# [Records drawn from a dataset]

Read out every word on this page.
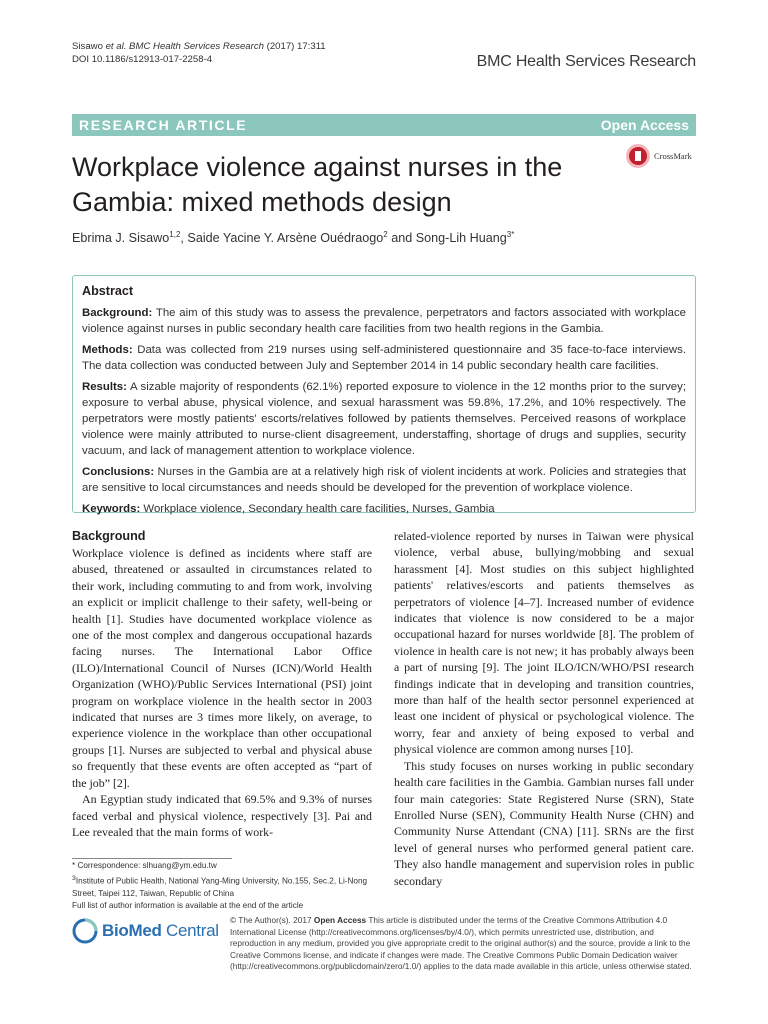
Sisawo et al. BMC Health Services Research (2017) 17:311
DOI 10.1186/s12913-017-2258-4	BMC Health Services Research
RESEARCH ARTICLE	Open Access
Workplace violence against nurses in the Gambia: mixed methods design
CrossMark
Ebrima J. Sisawo$^{1,2}$, Saide Yacine Y. Arsène Ouédraogo$^2$ and Song-Lih Huang$^{3*}$
Abstract

Background: The aim of this study was to assess the prevalence, perpetrators and factors associated with workplace violence against nurses in public secondary health care facilities from two health regions in the Gambia.

Methods: Data was collected from 219 nurses using self-administered questionnaire and 35 face-to-face interviews. The data collection was conducted between July and September 2014 in 14 public secondary health care facilities.

Results: A sizable majority of respondents (62.1%) reported exposure to violence in the 12 months prior to the survey; exposure to verbal abuse, physical violence, and sexual harassment was 59.8%, 17.2%, and 10% respectively. The perpetrators were mostly patients' escorts/relatives followed by patients themselves. Perceived reasons of workplace violence were mainly attributed to nurse-client disagreement, understaffing, shortage of drugs and supplies, security vacuum, and lack of management attention to workplace violence.

Conclusions: Nurses in the Gambia are at a relatively high risk of violent incidents at work. Policies and strategies that are sensitive to local circumstances and needs should be developed for the prevention of workplace violence.

Keywords: Workplace violence, Secondary health care facilities, Nurses, Gambia

Background

Workplace violence is defined as incidents where staff are abused, threatened or assaulted in circumstances related to their work, including commuting to and from work, involving an explicit or implicit challenge to their safety, well-being or health [1]. Studies have documented workplace violence as one of the most complex and dangerous occupational hazards facing nurses. The International Labor Office (ILO)/International Council of Nurses (ICN)/World Health Organization (WHO)/Public Services International (PSI) joint program on workplace violence in the health sector in 2003 indicated that nurses are 3 times more likely, on average, to experience violence in the workplace than other occupational groups [1]. Nurses are subjected to verbal and physical abuse so frequently that these events are often accepted as “part of the job” [2].

An Egyptian study indicated that 69.5% and 9.3% of nurses faced verbal and physical violence, respectively [3]. Pai and Lee revealed that the main forms of work-

related-violence reported by nurses in Taiwan were physical violence, verbal abuse, bullying/mobbing and sexual harassment [4]. Most studies on this subject highlighted patients' relatives/escorts and patients themselves as perpetrators of violence [4–7]. Increased number of evidence indicates that violence is now considered to be a major occupational hazard for nurses worldwide [8]. The problem of violence in health care is not new; it has probably always been a part of nursing [9]. The joint ILO/ICN/WHO/PSI research findings indicate that in developing and transition countries, more than half of the health sector personnel experienced at least one incident of physical or psychological violence. The worry, fear and anxiety of being exposed to verbal and physical violence are common among nurses [10].

This study focuses on nurses working in public secondary health care facilities in the Gambia. Gambian nurses fall under four main categories: State Registered Nurse (SRN), State Enrolled Nurse (SEN), Community Health Nurse (CHN) and Community Nurse Attendant (CNA) [11]. SRNs are the first level of general nurses who performed general patient care. They also handle management and supervision roles in public secondary

* Correspondence: slhuang@ym.edu.tw
$^3$Institute of Public Health, National Yang-Ming University, No.155, Sec.2, Li-Nong Street, Taipei 112, Taiwan, Republic of China
Full list of author information is available at the end of the article
BioMed Central
© The Author(s). 2017 Open Access This article is distributed under the terms of the Creative Commons Attribution 4.0 International License (http://creativecommons.org/licenses/by/4.0/), which permits unrestricted use, distribution, and reproduction in any medium, provided you give appropriate credit to the original author(s) and the source, provide a link to the Creative Commons license, and indicate if changes were made. The Creative Commons Public Domain Dedication waiver (http://creativecommons.org/publicdomain/zero/1.0/) applies to the data made available in this article, unless otherwise stated.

# [YOUR OBJECTIVE]
If an entry above holds a picture, leave that picture out and print the rest exactly.

# [EXERCISE RESULT]
Read out every word on this page.
Sisawo et al. BMC Health Services Research (2017) 17:311
DOI 10.1186/s12913-017-2258-4	BMC Health Services Research
RESEARCH ARTICLE	Open Access
Workplace violence against nurses in the Gambia: mixed methods design
CrossMark
Ebrima J. Sisawo$^{1,2}$, Saide Yacine Y. Arsène Ouédraogo$^2$ and Song-Lih Huang$^{3*}$
Abstract

Background: The aim of this study was to assess the prevalence, perpetrators and factors associated with workplace violence against nurses in public secondary health care facilities from two health regions in the Gambia.

Methods: Data was collected from 219 nurses using self-administered questionnaire and 35 face-to-face interviews. The data collection was conducted between July and September 2014 in 14 public secondary health care facilities.

Results: A sizable majority of respondents (62.1%) reported exposure to violence in the 12 months prior to the survey; exposure to verbal abuse, physical violence, and sexual harassment was 59.8%, 17.2%, and 10% respectively. The perpetrators were mostly patients' escorts/relatives followed by patients themselves. Perceived reasons of workplace violence were mainly attributed to nurse-client disagreement, understaffing, shortage of drugs and supplies, security vacuum, and lack of management attention to workplace violence.

Conclusions: Nurses in the Gambia are at a relatively high risk of violent incidents at work. Policies and strategies that are sensitive to local circumstances and needs should be developed for the prevention of workplace violence.

Keywords: Workplace violence, Secondary health care facilities, Nurses, Gambia

Background

Workplace violence is defined as incidents where staff are abused, threatened or assaulted in circumstances related to their work, including commuting to and from work, involving an explicit or implicit challenge to their safety, well-being or health [1]. Studies have documented workplace violence as one of the most complex and dangerous occupational hazards facing nurses. The International Labor Office (ILO)/International Council of Nurses (ICN)/World Health Organization (WHO)/Public Services International (PSI) joint program on workplace violence in the health sector in 2003 indicated that nurses are 3 times more likely, on average, to experience violence in the workplace than other occupational groups [1]. Nurses are subjected to verbal and physical abuse so frequently that these events are often accepted as “part of the job” [2].

An Egyptian study indicated that 69.5% and 9.3% of nurses faced verbal and physical violence, respectively [3]. Pai and Lee revealed that the main forms of work-

related-violence reported by nurses in Taiwan were physical violence, verbal abuse, bullying/mobbing and sexual harassment [4]. Most studies on this subject highlighted patients' relatives/escorts and patients themselves as perpetrators of violence [4–7]. Increased number of evidence indicates that violence is now considered to be a major occupational hazard for nurses worldwide [8]. The problem of violence in health care is not new; it has probably always been a part of nursing [9]. The joint ILO/ICN/WHO/PSI research findings indicate that in developing and transition countries, more than half of the health sector personnel experienced at least one incident of physical or psychological violence. The worry, fear and anxiety of being exposed to verbal and physical violence are common among nurses [10].

This study focuses on nurses working in public secondary health care facilities in the Gambia. Gambian nurses fall under four main categories: State Registered Nurse (SRN), State Enrolled Nurse (SEN), Community Health Nurse (CHN) and Community Nurse Attendant (CNA) [11]. SRNs are the first level of general nurses who performed general patient care. They also handle management and supervision roles in public secondary

* Correspondence: slhuang@ym.edu.tw
$^3$Institute of Public Health, National Yang-Ming University, No.155, Sec.2, Li-Nong Street, Taipei 112, Taiwan, Republic of China
Full list of author information is available at the end of the article
BioMed Central
© The Author(s). 2017 Open Access This article is distributed under the terms of the Creative Commons Attribution 4.0 International License (http://creativecommons.org/licenses/by/4.0/), which permits unrestricted use, distribution, and reproduction in any medium, provided you give appropriate credit to the original author(s) and the source, provide a link to the Creative Commons license, and indicate if changes were made. The Creative Commons Public Domain Dedication waiver (http://creativecommons.org/publicdomain/zero/1.0/) applies to the data made available in this article, unless otherwise stated.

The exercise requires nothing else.